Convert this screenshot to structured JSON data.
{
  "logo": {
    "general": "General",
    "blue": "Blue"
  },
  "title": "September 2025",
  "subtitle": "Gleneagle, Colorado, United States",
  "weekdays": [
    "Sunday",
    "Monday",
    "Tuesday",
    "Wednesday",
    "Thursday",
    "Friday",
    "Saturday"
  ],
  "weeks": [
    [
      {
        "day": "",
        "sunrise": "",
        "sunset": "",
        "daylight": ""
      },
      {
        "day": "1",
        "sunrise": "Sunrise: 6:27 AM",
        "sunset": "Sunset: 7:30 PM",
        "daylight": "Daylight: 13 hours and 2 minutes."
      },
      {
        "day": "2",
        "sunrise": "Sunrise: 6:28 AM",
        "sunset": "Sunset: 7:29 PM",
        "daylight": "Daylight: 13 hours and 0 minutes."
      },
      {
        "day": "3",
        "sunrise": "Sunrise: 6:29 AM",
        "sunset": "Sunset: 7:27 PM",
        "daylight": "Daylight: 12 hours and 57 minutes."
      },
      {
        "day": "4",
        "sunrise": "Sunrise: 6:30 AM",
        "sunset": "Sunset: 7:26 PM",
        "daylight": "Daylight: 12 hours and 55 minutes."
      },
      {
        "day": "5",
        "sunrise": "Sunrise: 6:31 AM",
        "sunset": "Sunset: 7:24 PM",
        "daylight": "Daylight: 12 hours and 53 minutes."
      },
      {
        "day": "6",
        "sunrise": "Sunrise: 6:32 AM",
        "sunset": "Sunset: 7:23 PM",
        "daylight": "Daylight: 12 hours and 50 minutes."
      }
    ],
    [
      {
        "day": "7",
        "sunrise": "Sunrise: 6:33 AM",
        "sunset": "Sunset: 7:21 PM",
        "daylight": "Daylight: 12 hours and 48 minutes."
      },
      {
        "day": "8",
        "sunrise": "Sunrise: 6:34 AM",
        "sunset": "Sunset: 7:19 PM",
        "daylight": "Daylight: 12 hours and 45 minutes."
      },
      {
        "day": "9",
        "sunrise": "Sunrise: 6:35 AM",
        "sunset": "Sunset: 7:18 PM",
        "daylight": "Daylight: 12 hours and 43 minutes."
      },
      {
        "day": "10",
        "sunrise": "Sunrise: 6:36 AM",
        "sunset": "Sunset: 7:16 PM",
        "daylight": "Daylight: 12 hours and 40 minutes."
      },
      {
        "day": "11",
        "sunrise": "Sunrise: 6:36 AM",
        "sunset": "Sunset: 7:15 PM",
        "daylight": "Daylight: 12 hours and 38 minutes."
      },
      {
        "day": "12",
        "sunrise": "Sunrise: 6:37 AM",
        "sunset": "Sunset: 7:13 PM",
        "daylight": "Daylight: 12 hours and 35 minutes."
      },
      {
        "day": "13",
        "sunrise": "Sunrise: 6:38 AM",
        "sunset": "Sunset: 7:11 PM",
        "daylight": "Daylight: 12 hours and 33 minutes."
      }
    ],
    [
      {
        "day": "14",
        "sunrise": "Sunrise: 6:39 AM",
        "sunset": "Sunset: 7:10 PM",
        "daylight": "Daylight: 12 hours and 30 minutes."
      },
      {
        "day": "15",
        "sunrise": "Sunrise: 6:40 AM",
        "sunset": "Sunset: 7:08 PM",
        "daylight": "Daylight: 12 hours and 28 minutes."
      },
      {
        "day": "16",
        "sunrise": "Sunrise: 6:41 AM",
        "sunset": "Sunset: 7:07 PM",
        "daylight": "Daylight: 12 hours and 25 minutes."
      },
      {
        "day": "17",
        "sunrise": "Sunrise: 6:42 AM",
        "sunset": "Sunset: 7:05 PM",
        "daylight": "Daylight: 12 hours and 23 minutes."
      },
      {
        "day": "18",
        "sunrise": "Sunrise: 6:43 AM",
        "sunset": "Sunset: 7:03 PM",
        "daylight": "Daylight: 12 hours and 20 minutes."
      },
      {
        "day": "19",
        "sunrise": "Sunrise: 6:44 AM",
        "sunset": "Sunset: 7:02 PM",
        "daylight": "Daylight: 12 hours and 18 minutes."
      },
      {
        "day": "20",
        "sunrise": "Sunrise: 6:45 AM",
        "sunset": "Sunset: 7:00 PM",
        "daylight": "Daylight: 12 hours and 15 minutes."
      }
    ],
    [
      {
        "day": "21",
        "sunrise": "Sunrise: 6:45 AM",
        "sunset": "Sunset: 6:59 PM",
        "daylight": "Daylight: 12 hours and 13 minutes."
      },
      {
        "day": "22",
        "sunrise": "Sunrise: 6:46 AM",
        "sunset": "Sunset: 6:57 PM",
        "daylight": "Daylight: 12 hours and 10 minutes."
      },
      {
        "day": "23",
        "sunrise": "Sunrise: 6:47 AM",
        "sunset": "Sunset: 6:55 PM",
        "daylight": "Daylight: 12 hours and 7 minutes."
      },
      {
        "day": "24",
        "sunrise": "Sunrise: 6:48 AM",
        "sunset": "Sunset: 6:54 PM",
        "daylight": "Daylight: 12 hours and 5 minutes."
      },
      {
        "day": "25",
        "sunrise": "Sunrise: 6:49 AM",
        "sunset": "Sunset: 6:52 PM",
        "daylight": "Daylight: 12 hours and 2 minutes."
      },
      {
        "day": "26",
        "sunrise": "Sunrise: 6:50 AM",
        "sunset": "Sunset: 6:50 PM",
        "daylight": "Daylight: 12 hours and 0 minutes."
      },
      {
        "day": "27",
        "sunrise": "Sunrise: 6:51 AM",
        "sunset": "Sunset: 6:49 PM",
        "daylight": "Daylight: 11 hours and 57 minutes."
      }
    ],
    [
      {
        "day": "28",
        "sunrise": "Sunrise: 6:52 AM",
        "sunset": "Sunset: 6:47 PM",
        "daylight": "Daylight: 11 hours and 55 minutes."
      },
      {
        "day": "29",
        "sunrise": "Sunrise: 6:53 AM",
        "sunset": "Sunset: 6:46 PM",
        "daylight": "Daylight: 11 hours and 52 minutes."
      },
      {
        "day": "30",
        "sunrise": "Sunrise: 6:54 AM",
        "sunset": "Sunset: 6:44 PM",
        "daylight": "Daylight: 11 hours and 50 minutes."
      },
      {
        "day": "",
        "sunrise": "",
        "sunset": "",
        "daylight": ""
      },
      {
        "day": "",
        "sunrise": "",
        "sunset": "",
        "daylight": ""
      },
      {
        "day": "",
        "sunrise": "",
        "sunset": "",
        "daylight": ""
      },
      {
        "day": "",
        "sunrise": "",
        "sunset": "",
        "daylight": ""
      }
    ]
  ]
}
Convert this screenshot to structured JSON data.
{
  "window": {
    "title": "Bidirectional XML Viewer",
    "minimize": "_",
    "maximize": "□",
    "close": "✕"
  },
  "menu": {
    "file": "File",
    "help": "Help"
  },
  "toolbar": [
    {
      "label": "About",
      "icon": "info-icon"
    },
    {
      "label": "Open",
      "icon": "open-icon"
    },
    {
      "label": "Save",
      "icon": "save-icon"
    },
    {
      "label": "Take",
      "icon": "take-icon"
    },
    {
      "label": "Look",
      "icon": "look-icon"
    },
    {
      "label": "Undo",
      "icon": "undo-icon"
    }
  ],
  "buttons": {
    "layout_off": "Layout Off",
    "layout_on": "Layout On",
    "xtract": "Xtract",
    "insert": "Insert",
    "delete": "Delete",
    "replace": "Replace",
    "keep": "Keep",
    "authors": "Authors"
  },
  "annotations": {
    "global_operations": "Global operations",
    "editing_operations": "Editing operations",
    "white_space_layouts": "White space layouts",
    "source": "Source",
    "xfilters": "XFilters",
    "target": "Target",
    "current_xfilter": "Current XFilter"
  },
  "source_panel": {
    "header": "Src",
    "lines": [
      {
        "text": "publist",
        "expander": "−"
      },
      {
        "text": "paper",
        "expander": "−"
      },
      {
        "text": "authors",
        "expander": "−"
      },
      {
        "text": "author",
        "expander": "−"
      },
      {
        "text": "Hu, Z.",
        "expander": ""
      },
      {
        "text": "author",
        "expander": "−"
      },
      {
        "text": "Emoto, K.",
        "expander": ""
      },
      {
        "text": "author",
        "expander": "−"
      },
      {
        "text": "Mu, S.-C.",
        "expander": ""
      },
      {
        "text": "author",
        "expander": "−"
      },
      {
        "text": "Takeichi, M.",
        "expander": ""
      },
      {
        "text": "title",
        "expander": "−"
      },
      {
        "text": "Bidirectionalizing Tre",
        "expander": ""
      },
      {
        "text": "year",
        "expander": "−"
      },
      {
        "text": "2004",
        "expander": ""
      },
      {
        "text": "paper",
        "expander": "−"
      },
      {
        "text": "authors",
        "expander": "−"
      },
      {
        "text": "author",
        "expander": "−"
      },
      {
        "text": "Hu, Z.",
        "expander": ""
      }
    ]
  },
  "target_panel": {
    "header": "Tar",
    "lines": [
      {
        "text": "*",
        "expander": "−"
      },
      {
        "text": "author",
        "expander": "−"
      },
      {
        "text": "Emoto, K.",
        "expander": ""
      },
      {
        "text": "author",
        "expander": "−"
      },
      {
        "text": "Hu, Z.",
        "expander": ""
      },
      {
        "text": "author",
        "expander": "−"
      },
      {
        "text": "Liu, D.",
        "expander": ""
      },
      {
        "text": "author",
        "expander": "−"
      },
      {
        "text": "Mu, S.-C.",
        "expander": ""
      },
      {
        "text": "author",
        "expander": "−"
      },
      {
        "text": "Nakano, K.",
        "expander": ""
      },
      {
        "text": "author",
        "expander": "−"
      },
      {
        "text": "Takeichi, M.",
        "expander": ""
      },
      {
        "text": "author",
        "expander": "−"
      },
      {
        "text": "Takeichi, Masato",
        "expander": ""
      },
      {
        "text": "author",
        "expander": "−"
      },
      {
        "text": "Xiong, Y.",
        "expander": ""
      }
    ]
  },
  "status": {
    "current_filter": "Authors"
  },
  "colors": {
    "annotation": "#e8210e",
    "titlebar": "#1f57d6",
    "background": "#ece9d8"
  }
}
__________________________________________________
Task instructions -> Copy every line of the data that holds the string "operations".

Response to this task ->
    "global_operations": "Global operations",
    "editing_operations": "Editing operations",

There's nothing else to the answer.